Retype everything in the listing, leaving each line exactly as it is.

-- Start Data shown --

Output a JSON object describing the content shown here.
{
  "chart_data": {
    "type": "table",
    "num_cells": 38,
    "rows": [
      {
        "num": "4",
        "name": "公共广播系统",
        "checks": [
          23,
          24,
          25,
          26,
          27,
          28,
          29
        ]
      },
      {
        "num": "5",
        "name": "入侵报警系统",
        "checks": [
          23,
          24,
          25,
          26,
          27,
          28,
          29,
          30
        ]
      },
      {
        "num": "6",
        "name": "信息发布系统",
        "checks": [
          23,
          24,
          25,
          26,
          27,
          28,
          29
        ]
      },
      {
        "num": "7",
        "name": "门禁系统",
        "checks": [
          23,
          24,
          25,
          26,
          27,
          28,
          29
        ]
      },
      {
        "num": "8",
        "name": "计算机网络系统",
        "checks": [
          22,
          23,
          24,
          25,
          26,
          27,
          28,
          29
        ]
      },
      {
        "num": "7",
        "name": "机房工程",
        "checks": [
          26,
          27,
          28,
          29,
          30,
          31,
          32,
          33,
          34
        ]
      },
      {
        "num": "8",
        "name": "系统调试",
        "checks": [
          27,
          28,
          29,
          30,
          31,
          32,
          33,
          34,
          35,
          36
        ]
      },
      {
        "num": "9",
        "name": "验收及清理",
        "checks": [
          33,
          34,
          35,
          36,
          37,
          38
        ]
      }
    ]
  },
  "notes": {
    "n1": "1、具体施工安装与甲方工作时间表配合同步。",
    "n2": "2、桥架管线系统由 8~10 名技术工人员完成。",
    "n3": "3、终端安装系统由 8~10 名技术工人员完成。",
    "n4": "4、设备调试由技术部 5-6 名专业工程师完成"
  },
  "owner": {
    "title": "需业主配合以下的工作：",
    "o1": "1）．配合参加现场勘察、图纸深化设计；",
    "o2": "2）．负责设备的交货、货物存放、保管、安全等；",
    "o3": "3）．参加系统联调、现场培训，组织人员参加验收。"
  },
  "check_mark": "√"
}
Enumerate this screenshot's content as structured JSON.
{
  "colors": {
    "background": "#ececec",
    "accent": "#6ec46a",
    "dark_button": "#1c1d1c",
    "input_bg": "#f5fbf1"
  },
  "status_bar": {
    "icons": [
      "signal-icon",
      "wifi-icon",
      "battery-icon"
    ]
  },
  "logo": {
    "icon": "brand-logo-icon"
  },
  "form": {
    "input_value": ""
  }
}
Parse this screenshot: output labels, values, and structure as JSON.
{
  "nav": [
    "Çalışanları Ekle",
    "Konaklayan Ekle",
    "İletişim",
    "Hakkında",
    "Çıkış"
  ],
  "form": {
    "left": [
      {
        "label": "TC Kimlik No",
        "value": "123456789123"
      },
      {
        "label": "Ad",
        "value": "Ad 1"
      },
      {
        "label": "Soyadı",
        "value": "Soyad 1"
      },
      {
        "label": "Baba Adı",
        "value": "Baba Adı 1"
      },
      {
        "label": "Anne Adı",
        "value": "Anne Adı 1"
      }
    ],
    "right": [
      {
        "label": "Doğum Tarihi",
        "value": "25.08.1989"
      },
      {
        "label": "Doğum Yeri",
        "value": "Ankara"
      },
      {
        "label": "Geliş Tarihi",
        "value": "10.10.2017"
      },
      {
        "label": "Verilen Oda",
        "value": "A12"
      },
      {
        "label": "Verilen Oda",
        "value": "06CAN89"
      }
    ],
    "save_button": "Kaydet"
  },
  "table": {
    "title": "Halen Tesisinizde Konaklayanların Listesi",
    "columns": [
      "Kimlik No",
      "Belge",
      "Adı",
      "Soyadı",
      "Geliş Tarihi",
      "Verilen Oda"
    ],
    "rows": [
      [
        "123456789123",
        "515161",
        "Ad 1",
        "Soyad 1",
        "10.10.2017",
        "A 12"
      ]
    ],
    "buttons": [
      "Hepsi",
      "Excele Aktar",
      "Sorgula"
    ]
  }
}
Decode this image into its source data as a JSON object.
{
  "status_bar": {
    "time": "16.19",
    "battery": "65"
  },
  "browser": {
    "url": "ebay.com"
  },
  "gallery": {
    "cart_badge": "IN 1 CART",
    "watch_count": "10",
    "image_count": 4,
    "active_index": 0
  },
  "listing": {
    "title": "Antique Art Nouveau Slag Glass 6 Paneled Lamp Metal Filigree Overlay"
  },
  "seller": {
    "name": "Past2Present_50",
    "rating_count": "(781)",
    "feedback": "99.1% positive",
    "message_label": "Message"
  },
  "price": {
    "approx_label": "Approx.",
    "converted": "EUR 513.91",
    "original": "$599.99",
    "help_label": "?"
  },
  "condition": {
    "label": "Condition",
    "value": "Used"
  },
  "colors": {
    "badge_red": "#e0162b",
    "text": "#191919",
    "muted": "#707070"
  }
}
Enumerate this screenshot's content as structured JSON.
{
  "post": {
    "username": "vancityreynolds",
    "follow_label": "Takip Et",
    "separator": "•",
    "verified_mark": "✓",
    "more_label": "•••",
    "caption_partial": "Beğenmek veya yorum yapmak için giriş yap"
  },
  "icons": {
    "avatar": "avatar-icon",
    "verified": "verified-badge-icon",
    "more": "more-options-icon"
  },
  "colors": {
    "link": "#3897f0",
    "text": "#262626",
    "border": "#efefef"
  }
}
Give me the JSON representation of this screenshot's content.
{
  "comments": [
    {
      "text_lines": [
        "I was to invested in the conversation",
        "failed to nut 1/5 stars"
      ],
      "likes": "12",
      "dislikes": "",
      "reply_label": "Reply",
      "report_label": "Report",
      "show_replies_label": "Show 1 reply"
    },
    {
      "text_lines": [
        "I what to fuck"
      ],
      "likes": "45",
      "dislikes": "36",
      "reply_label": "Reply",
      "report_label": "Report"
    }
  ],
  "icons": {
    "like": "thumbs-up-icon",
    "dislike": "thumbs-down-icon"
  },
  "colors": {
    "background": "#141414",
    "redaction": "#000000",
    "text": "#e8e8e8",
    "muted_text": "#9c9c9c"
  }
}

-- End Data shown --

(Answer in full)
Output a JSON object describing the content shown here.
{
  "chart_data": {
    "type": "table",
    "num_cells": 38,
    "rows": [
      {
        "num": "4",
        "name": "公共广播系统",
        "checks": [
          23,
          24,
          25,
          26,
          27,
          28,
          29
        ]
      },
      {
        "num": "5",
        "name": "入侵报警系统",
        "checks": [
          23,
          24,
          25,
          26,
          27,
          28,
          29,
          30
        ]
      },
      {
        "num": "6",
        "name": "信息发布系统",
        "checks": [
          23,
          24,
          25,
          26,
          27,
          28,
          29
        ]
      },
      {
        "num": "7",
        "name": "门禁系统",
        "checks": [
          23,
          24,
          25,
          26,
          27,
          28,
          29
        ]
      },
      {
        "num": "8",
        "name": "计算机网络系统",
        "checks": [
          22,
          23,
          24,
          25,
          26,
          27,
          28,
          29
        ]
      },
      {
        "num": "7",
        "name": "机房工程",
        "checks": [
          26,
          27,
          28,
          29,
          30,
          31,
          32,
          33,
          34
        ]
      },
      {
        "num": "8",
        "name": "系统调试",
        "checks": [
          27,
          28,
          29,
          30,
          31,
          32,
          33,
          34,
          35,
          36
        ]
      },
      {
        "num": "9",
        "name": "验收及清理",
        "checks": [
          33,
          34,
          35,
          36,
          37,
          38
        ]
      }
    ]
  },
  "notes": {
    "n1": "1、具体施工安装与甲方工作时间表配合同步。",
    "n2": "2、桥架管线系统由 8~10 名技术工人员完成。",
    "n3": "3、终端安装系统由 8~10 名技术工人员完成。",
    "n4": "4、设备调试由技术部 5-6 名专业工程师完成"
  },
  "owner": {
    "title": "需业主配合以下的工作：",
    "o1": "1）．配合参加现场勘察、图纸深化设计；",
    "o2": "2）．负责设备的交货、货物存放、保管、安全等；",
    "o3": "3）．参加系统联调、现场培训，组织人员参加验收。"
  },
  "check_mark": "√"
}
Enumerate this screenshot's content as structured JSON.
{
  "colors": {
    "background": "#ececec",
    "accent": "#6ec46a",
    "dark_button": "#1c1d1c",
    "input_bg": "#f5fbf1"
  },
  "status_bar": {
    "icons": [
      "signal-icon",
      "wifi-icon",
      "battery-icon"
    ]
  },
  "logo": {
    "icon": "brand-logo-icon"
  },
  "form": {
    "input_value": ""
  }
}
Parse this screenshot: output labels, values, and structure as JSON.
{
  "nav": [
    "Çalışanları Ekle",
    "Konaklayan Ekle",
    "İletişim",
    "Hakkında",
    "Çıkış"
  ],
  "form": {
    "left": [
      {
        "label": "TC Kimlik No",
        "value": "123456789123"
      },
      {
        "label": "Ad",
        "value": "Ad 1"
      },
      {
        "label": "Soyadı",
        "value": "Soyad 1"
      },
      {
        "label": "Baba Adı",
        "value": "Baba Adı 1"
      },
      {
        "label": "Anne Adı",
        "value": "Anne Adı 1"
      }
    ],
    "right": [
      {
        "label": "Doğum Tarihi",
        "value": "25.08.1989"
      },
      {
        "label": "Doğum Yeri",
        "value": "Ankara"
      },
      {
        "label": "Geliş Tarihi",
        "value": "10.10.2017"
      },
      {
        "label": "Verilen Oda",
        "value": "A12"
      },
      {
        "label": "Verilen Oda",
        "value": "06CAN89"
      }
    ],
    "save_button": "Kaydet"
  },
  "table": {
    "title": "Halen Tesisinizde Konaklayanların Listesi",
    "columns": [
      "Kimlik No",
      "Belge",
      "Adı",
      "Soyadı",
      "Geliş Tarihi",
      "Verilen Oda"
    ],
    "rows": [
      [
        "123456789123",
        "515161",
        "Ad 1",
        "Soyad 1",
        "10.10.2017",
        "A 12"
      ]
    ],
    "buttons": [
      "Hepsi",
      "Excele Aktar",
      "Sorgula"
    ]
  }
}
Decode this image into its source data as a JSON object.
{
  "status_bar": {
    "time": "16.19",
    "battery": "65"
  },
  "browser": {
    "url": "ebay.com"
  },
  "gallery": {
    "cart_badge": "IN 1 CART",
    "watch_count": "10",
    "image_count": 4,
    "active_index": 0
  },
  "listing": {
    "title": "Antique Art Nouveau Slag Glass 6 Paneled Lamp Metal Filigree Overlay"
  },
  "seller": {
    "name": "Past2Present_50",
    "rating_count": "(781)",
    "feedback": "99.1% positive",
    "message_label": "Message"
  },
  "price": {
    "approx_label": "Approx.",
    "converted": "EUR 513.91",
    "original": "$599.99",
    "help_label": "?"
  },
  "condition": {
    "label": "Condition",
    "value": "Used"
  },
  "colors": {
    "badge_red": "#e0162b",
    "text": "#191919",
    "muted": "#707070"
  }
}
Enumerate this screenshot's content as structured JSON.
{
  "post": {
    "username": "vancityreynolds",
    "follow_label": "Takip Et",
    "separator": "•",
    "verified_mark": "✓",
    "more_label": "•••",
    "caption_partial": "Beğenmek veya yorum yapmak için giriş yap"
  },
  "icons": {
    "avatar": "avatar-icon",
    "verified": "verified-badge-icon",
    "more": "more-options-icon"
  },
  "colors": {
    "link": "#3897f0",
    "text": "#262626",
    "border": "#efefef"
  }
}
Give me the JSON representation of this screenshot's content.
{
  "comments": [
    {
      "text_lines": [
        "I was to invested in the conversation",
        "failed to nut 1/5 stars"
      ],
      "likes": "12",
      "dislikes": "",
      "reply_label": "Reply",
      "report_label": "Report",
      "show_replies_label": "Show 1 reply"
    },
    {
      "text_lines": [
        "I what to fuck"
      ],
      "likes": "45",
      "dislikes": "36",
      "reply_label": "Reply",
      "report_label": "Report"
    }
  ],
  "icons": {
    "like": "thumbs-up-icon",
    "dislike": "thumbs-down-icon"
  },
  "colors": {
    "background": "#141414",
    "redaction": "#000000",
    "text": "#e8e8e8",
    "muted_text": "#9c9c9c"
  }
}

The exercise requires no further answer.